• _PROBLEM REQUIREMENTS_
In the listing below, find every line with the string "effort" and pull it out.

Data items
- - - - -
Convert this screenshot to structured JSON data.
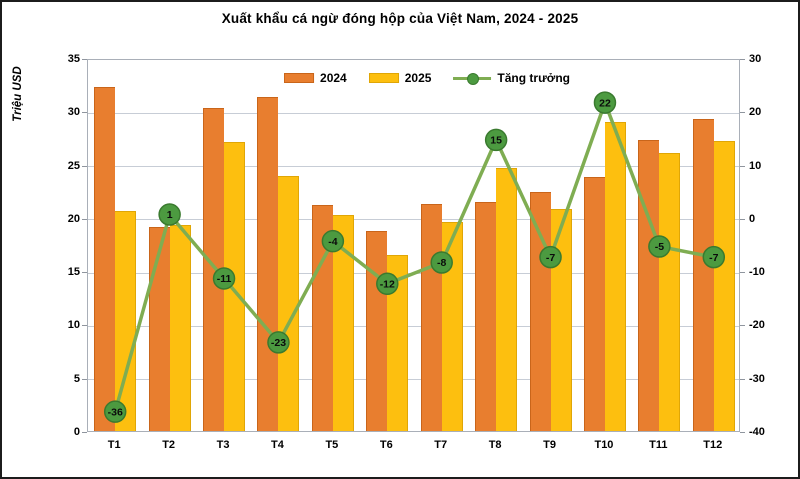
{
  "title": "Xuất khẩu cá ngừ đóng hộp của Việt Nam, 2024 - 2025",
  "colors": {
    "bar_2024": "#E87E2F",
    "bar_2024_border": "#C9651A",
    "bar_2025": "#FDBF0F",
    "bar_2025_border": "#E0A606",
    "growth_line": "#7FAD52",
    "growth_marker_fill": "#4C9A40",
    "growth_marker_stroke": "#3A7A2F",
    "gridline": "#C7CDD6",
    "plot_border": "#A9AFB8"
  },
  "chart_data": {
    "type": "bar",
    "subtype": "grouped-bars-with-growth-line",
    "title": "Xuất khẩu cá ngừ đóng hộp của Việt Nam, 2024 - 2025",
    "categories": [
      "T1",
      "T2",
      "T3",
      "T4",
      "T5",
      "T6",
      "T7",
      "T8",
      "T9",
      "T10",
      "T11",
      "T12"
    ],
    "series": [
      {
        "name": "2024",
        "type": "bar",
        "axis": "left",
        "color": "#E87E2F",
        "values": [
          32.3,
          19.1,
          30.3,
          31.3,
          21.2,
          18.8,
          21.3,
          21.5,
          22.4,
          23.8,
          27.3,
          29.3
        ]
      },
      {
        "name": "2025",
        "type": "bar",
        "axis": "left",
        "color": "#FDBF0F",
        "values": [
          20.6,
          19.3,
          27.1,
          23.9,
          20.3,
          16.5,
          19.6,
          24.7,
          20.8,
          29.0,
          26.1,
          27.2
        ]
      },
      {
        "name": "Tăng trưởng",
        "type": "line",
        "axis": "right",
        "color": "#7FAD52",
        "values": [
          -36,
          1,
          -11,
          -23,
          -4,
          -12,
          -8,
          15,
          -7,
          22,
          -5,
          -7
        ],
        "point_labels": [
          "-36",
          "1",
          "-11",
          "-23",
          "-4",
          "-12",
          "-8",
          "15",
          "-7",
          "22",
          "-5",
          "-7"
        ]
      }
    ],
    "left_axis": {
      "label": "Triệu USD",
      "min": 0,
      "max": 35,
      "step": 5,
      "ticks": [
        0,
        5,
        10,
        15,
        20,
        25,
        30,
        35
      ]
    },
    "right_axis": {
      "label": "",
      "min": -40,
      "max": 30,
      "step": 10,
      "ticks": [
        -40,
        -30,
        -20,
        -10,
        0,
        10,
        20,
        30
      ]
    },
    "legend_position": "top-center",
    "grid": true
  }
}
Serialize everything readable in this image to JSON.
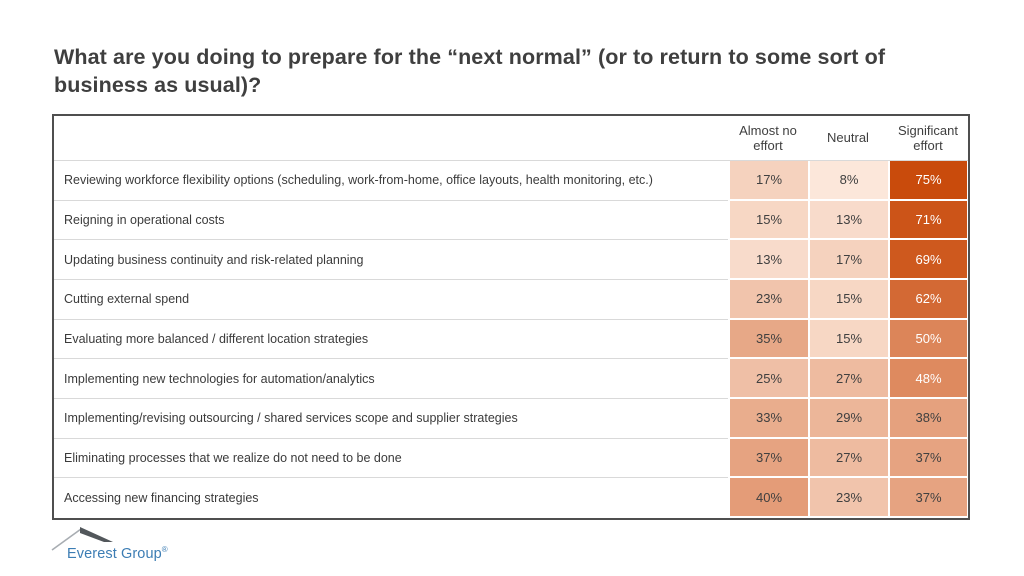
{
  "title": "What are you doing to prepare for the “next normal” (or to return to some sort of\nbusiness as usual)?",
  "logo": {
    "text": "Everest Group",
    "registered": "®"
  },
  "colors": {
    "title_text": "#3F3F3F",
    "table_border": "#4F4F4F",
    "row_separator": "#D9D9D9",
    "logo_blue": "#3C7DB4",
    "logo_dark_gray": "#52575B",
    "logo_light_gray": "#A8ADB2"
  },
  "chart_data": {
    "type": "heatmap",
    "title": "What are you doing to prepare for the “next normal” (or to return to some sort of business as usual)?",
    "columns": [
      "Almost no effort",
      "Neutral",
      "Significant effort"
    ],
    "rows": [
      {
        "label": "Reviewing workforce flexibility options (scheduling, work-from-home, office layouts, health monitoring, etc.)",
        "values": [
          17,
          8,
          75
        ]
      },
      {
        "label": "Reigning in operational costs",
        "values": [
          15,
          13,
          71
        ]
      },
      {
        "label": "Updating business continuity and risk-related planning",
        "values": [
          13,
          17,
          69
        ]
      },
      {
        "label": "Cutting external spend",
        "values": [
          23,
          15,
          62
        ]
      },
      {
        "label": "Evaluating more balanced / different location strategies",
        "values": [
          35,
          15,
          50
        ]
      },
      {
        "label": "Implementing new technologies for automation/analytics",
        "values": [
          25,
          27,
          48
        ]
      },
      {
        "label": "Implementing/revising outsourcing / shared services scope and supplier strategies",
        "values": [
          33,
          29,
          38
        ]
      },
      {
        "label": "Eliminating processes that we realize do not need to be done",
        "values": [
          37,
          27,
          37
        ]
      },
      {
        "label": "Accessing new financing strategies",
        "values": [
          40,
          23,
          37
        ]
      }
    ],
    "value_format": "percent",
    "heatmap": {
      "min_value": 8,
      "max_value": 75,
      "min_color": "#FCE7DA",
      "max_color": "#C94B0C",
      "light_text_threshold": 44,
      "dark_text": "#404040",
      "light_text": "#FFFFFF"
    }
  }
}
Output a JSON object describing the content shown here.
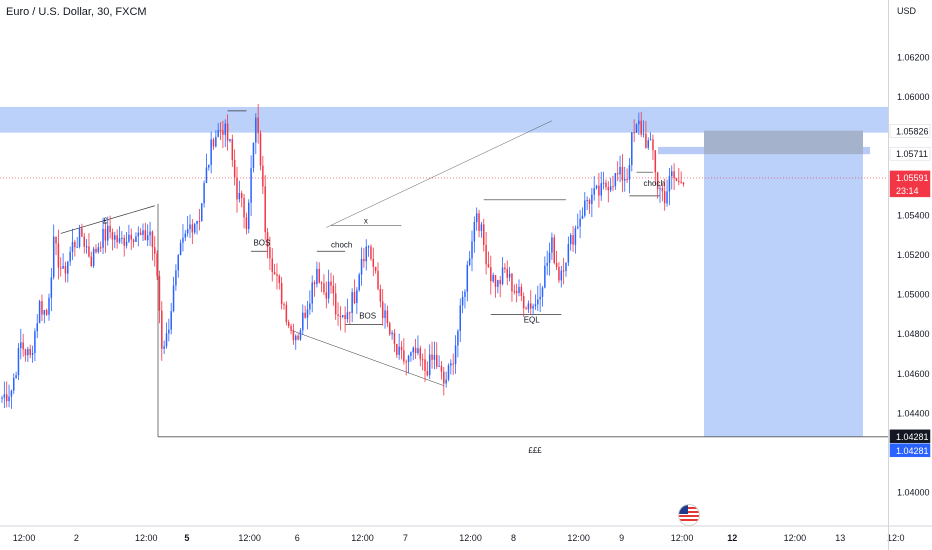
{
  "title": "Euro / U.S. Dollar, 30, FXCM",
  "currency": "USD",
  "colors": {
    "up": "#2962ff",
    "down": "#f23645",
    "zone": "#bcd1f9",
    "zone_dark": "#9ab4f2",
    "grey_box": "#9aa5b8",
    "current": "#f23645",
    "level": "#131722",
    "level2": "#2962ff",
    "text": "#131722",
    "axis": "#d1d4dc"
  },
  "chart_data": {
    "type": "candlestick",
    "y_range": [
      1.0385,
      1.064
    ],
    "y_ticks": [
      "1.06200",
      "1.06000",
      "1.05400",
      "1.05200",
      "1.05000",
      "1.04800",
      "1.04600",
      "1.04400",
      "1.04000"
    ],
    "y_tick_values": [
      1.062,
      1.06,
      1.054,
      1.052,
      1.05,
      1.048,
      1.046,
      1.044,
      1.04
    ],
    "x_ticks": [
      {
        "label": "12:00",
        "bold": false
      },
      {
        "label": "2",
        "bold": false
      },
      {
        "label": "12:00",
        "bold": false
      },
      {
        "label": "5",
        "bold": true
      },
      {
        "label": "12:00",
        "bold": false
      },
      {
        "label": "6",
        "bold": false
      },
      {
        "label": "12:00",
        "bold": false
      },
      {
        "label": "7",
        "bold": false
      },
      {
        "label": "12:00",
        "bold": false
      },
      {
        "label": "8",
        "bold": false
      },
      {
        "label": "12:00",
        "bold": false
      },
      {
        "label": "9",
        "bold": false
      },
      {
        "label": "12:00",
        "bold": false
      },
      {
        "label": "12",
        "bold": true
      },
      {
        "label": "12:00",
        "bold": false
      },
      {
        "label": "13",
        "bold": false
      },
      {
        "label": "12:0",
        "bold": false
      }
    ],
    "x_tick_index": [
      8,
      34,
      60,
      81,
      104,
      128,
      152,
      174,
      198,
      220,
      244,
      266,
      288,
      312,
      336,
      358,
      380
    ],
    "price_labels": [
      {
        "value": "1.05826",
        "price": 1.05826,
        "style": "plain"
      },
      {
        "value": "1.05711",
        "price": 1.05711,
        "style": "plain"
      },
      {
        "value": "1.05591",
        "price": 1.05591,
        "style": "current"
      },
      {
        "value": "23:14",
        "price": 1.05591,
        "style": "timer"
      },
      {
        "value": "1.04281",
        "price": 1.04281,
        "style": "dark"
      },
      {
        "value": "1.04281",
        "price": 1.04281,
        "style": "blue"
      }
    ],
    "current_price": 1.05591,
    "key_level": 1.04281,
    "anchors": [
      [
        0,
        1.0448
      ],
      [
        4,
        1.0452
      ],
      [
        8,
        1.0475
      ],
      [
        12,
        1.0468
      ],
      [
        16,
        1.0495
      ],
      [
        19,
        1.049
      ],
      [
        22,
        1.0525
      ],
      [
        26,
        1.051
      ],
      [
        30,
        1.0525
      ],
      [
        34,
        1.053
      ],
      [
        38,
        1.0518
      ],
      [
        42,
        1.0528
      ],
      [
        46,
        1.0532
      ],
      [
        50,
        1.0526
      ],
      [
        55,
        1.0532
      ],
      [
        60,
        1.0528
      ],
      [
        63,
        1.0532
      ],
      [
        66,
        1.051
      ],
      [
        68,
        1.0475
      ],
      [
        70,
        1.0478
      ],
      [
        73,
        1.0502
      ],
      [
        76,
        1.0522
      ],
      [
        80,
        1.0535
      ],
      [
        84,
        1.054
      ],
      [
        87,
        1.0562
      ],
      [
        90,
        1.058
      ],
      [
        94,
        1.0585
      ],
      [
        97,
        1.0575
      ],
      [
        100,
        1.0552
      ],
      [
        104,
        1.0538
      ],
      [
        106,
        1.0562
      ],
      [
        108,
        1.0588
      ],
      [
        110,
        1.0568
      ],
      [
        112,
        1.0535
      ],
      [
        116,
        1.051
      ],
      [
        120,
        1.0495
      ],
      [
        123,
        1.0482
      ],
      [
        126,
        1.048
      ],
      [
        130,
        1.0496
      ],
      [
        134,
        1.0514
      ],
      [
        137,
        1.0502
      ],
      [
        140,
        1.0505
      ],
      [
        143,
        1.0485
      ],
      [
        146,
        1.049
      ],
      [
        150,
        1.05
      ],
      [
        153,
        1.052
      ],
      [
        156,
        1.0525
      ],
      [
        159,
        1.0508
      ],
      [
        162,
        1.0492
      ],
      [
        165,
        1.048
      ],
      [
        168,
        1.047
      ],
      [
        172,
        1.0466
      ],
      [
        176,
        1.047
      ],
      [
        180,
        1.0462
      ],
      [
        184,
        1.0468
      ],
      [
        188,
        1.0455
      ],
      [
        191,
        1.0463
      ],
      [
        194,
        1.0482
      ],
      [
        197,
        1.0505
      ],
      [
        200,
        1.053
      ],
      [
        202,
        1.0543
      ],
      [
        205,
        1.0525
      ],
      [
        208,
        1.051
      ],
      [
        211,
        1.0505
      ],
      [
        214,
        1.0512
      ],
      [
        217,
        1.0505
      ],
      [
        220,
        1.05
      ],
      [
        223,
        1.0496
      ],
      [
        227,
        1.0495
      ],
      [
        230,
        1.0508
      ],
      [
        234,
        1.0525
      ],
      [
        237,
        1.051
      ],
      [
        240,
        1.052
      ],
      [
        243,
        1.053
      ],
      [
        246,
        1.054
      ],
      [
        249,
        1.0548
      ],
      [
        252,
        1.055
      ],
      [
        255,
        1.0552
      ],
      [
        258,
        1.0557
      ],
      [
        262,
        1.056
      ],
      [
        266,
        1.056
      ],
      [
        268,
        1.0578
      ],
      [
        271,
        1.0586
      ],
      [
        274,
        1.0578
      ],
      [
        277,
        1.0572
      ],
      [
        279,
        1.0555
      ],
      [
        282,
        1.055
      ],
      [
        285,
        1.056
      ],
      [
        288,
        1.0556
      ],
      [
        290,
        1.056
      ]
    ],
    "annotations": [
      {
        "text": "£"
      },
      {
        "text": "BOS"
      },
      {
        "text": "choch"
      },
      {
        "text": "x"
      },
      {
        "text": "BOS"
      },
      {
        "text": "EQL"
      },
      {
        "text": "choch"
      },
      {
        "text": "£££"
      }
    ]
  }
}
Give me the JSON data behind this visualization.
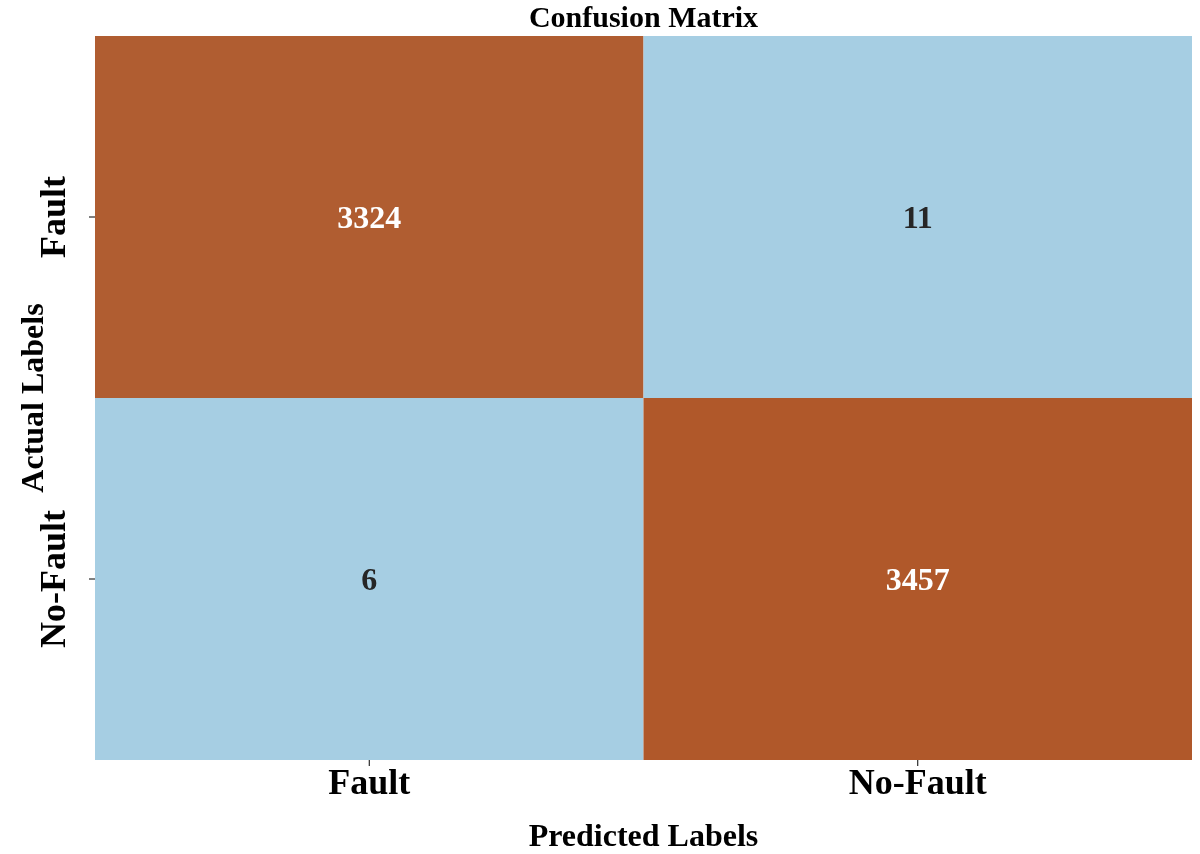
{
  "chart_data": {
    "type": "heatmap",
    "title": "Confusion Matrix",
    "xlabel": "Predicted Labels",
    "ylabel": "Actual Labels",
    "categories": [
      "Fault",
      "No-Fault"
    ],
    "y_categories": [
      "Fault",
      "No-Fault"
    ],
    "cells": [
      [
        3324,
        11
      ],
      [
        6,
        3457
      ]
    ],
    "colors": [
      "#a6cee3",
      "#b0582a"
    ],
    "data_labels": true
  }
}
- - - - -
• _THE OUTPUT_
      "Almost no effort",
      "Significant effort"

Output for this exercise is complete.